* _Set exercise_
Print the full listing exactly.

* _Some records_
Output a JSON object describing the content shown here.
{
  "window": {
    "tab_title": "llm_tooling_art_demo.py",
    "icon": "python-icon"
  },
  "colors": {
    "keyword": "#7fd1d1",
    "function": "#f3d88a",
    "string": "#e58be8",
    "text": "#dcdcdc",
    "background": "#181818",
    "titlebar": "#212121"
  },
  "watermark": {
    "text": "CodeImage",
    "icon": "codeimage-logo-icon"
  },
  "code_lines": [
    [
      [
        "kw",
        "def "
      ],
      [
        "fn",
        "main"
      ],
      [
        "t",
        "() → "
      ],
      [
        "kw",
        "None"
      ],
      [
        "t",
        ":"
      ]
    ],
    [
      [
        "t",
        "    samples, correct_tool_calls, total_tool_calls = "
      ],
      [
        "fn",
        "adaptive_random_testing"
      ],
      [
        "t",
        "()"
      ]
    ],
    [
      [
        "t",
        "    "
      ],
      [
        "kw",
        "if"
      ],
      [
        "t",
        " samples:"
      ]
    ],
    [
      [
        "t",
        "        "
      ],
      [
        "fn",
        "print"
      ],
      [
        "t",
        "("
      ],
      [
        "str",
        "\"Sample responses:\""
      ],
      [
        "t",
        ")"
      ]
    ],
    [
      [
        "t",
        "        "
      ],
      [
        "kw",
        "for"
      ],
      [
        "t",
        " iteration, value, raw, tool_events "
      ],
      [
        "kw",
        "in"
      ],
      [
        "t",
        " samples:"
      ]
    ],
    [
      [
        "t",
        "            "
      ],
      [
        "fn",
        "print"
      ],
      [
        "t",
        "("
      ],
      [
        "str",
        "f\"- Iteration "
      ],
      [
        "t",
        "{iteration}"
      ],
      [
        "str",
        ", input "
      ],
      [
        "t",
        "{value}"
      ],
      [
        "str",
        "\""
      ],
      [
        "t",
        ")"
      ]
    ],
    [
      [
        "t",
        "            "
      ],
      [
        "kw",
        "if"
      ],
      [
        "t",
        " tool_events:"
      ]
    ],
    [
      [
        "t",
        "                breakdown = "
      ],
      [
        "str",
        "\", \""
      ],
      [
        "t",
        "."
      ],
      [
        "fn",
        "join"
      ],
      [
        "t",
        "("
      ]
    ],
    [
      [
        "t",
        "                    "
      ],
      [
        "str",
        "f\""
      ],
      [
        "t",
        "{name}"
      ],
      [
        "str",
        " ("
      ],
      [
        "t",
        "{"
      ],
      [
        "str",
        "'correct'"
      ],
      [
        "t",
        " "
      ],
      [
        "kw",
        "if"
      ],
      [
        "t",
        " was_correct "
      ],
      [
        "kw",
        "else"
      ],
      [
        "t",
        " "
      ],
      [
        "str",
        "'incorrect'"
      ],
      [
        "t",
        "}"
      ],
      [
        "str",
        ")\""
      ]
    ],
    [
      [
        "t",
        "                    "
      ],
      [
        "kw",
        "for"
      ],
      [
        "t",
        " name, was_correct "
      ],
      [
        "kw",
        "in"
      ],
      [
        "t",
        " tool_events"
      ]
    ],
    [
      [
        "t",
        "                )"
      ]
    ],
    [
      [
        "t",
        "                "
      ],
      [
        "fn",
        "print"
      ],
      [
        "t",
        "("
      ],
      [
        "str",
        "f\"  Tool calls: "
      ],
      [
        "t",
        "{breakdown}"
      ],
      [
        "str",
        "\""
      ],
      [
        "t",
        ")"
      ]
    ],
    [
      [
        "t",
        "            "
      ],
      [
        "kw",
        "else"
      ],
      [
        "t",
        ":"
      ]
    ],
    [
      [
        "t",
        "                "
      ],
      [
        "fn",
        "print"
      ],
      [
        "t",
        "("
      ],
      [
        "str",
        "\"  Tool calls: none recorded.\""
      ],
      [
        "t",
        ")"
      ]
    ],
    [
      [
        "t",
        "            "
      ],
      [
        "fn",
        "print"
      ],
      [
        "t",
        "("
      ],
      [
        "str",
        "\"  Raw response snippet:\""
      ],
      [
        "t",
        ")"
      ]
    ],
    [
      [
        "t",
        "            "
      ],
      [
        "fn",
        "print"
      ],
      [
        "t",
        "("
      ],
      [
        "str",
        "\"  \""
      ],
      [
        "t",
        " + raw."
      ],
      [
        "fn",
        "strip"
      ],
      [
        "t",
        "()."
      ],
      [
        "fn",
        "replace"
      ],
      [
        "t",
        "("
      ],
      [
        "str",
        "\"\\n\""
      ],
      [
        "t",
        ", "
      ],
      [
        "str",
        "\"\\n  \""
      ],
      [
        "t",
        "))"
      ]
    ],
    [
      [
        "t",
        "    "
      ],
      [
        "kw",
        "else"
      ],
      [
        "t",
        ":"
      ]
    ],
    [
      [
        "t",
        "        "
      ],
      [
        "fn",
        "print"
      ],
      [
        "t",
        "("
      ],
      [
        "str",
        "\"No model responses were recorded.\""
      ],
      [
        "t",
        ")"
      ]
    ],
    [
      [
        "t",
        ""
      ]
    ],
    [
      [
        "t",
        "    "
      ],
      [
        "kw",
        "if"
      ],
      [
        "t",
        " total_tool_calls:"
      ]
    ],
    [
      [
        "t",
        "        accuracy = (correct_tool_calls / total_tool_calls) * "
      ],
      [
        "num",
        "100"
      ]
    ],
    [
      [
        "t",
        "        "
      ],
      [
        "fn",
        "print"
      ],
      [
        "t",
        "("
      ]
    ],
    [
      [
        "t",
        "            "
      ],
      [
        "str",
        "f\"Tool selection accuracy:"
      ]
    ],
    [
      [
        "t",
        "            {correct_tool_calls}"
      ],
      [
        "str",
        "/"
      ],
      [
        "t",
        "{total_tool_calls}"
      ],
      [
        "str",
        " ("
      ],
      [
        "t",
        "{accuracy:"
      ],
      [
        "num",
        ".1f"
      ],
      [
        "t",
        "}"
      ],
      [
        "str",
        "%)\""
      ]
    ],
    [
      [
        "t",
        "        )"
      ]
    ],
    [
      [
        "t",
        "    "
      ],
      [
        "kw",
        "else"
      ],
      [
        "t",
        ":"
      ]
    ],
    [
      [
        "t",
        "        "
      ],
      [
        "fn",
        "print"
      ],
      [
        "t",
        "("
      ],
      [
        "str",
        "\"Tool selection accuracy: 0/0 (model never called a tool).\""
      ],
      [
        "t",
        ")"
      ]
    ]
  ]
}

* _Output below_
Output a JSON object describing the content shown here.
{
  "window": {
    "tab_title": "llm_tooling_art_demo.py",
    "icon": "python-icon"
  },
  "colors": {
    "keyword": "#7fd1d1",
    "function": "#f3d88a",
    "string": "#e58be8",
    "text": "#dcdcdc",
    "background": "#181818",
    "titlebar": "#212121"
  },
  "watermark": {
    "text": "CodeImage",
    "icon": "codeimage-logo-icon"
  },
  "code_lines": [
    [
      [
        "kw",
        "def "
      ],
      [
        "fn",
        "main"
      ],
      [
        "t",
        "() → "
      ],
      [
        "kw",
        "None"
      ],
      [
        "t",
        ":"
      ]
    ],
    [
      [
        "t",
        "    samples, correct_tool_calls, total_tool_calls = "
      ],
      [
        "fn",
        "adaptive_random_testing"
      ],
      [
        "t",
        "()"
      ]
    ],
    [
      [
        "t",
        "    "
      ],
      [
        "kw",
        "if"
      ],
      [
        "t",
        " samples:"
      ]
    ],
    [
      [
        "t",
        "        "
      ],
      [
        "fn",
        "print"
      ],
      [
        "t",
        "("
      ],
      [
        "str",
        "\"Sample responses:\""
      ],
      [
        "t",
        ")"
      ]
    ],
    [
      [
        "t",
        "        "
      ],
      [
        "kw",
        "for"
      ],
      [
        "t",
        " iteration, value, raw, tool_events "
      ],
      [
        "kw",
        "in"
      ],
      [
        "t",
        " samples:"
      ]
    ],
    [
      [
        "t",
        "            "
      ],
      [
        "fn",
        "print"
      ],
      [
        "t",
        "("
      ],
      [
        "str",
        "f\"- Iteration "
      ],
      [
        "t",
        "{iteration}"
      ],
      [
        "str",
        ", input "
      ],
      [
        "t",
        "{value}"
      ],
      [
        "str",
        "\""
      ],
      [
        "t",
        ")"
      ]
    ],
    [
      [
        "t",
        "            "
      ],
      [
        "kw",
        "if"
      ],
      [
        "t",
        " tool_events:"
      ]
    ],
    [
      [
        "t",
        "                breakdown = "
      ],
      [
        "str",
        "\", \""
      ],
      [
        "t",
        "."
      ],
      [
        "fn",
        "join"
      ],
      [
        "t",
        "("
      ]
    ],
    [
      [
        "t",
        "                    "
      ],
      [
        "str",
        "f\""
      ],
      [
        "t",
        "{name}"
      ],
      [
        "str",
        " ("
      ],
      [
        "t",
        "{"
      ],
      [
        "str",
        "'correct'"
      ],
      [
        "t",
        " "
      ],
      [
        "kw",
        "if"
      ],
      [
        "t",
        " was_correct "
      ],
      [
        "kw",
        "else"
      ],
      [
        "t",
        " "
      ],
      [
        "str",
        "'incorrect'"
      ],
      [
        "t",
        "}"
      ],
      [
        "str",
        ")\""
      ]
    ],
    [
      [
        "t",
        "                    "
      ],
      [
        "kw",
        "for"
      ],
      [
        "t",
        " name, was_correct "
      ],
      [
        "kw",
        "in"
      ],
      [
        "t",
        " tool_events"
      ]
    ],
    [
      [
        "t",
        "                )"
      ]
    ],
    [
      [
        "t",
        "                "
      ],
      [
        "fn",
        "print"
      ],
      [
        "t",
        "("
      ],
      [
        "str",
        "f\"  Tool calls: "
      ],
      [
        "t",
        "{breakdown}"
      ],
      [
        "str",
        "\""
      ],
      [
        "t",
        ")"
      ]
    ],
    [
      [
        "t",
        "            "
      ],
      [
        "kw",
        "else"
      ],
      [
        "t",
        ":"
      ]
    ],
    [
      [
        "t",
        "                "
      ],
      [
        "fn",
        "print"
      ],
      [
        "t",
        "("
      ],
      [
        "str",
        "\"  Tool calls: none recorded.\""
      ],
      [
        "t",
        ")"
      ]
    ],
    [
      [
        "t",
        "            "
      ],
      [
        "fn",
        "print"
      ],
      [
        "t",
        "("
      ],
      [
        "str",
        "\"  Raw response snippet:\""
      ],
      [
        "t",
        ")"
      ]
    ],
    [
      [
        "t",
        "            "
      ],
      [
        "fn",
        "print"
      ],
      [
        "t",
        "("
      ],
      [
        "str",
        "\"  \""
      ],
      [
        "t",
        " + raw."
      ],
      [
        "fn",
        "strip"
      ],
      [
        "t",
        "()."
      ],
      [
        "fn",
        "replace"
      ],
      [
        "t",
        "("
      ],
      [
        "str",
        "\"\\n\""
      ],
      [
        "t",
        ", "
      ],
      [
        "str",
        "\"\\n  \""
      ],
      [
        "t",
        "))"
      ]
    ],
    [
      [
        "t",
        "    "
      ],
      [
        "kw",
        "else"
      ],
      [
        "t",
        ":"
      ]
    ],
    [
      [
        "t",
        "        "
      ],
      [
        "fn",
        "print"
      ],
      [
        "t",
        "("
      ],
      [
        "str",
        "\"No model responses were recorded.\""
      ],
      [
        "t",
        ")"
      ]
    ],
    [
      [
        "t",
        ""
      ]
    ],
    [
      [
        "t",
        "    "
      ],
      [
        "kw",
        "if"
      ],
      [
        "t",
        " total_tool_calls:"
      ]
    ],
    [
      [
        "t",
        "        accuracy = (correct_tool_calls / total_tool_calls) * "
      ],
      [
        "num",
        "100"
      ]
    ],
    [
      [
        "t",
        "        "
      ],
      [
        "fn",
        "print"
      ],
      [
        "t",
        "("
      ]
    ],
    [
      [
        "t",
        "            "
      ],
      [
        "str",
        "f\"Tool selection accuracy:"
      ]
    ],
    [
      [
        "t",
        "            {correct_tool_calls}"
      ],
      [
        "str",
        "/"
      ],
      [
        "t",
        "{total_tool_calls}"
      ],
      [
        "str",
        " ("
      ],
      [
        "t",
        "{accuracy:"
      ],
      [
        "num",
        ".1f"
      ],
      [
        "t",
        "}"
      ],
      [
        "str",
        "%)\""
      ]
    ],
    [
      [
        "t",
        "        )"
      ]
    ],
    [
      [
        "t",
        "    "
      ],
      [
        "kw",
        "else"
      ],
      [
        "t",
        ":"
      ]
    ],
    [
      [
        "t",
        "        "
      ],
      [
        "fn",
        "print"
      ],
      [
        "t",
        "("
      ],
      [
        "str",
        "\"Tool selection accuracy: 0/0 (model never called a tool).\""
      ],
      [
        "t",
        ")"
      ]
    ]
  ]
}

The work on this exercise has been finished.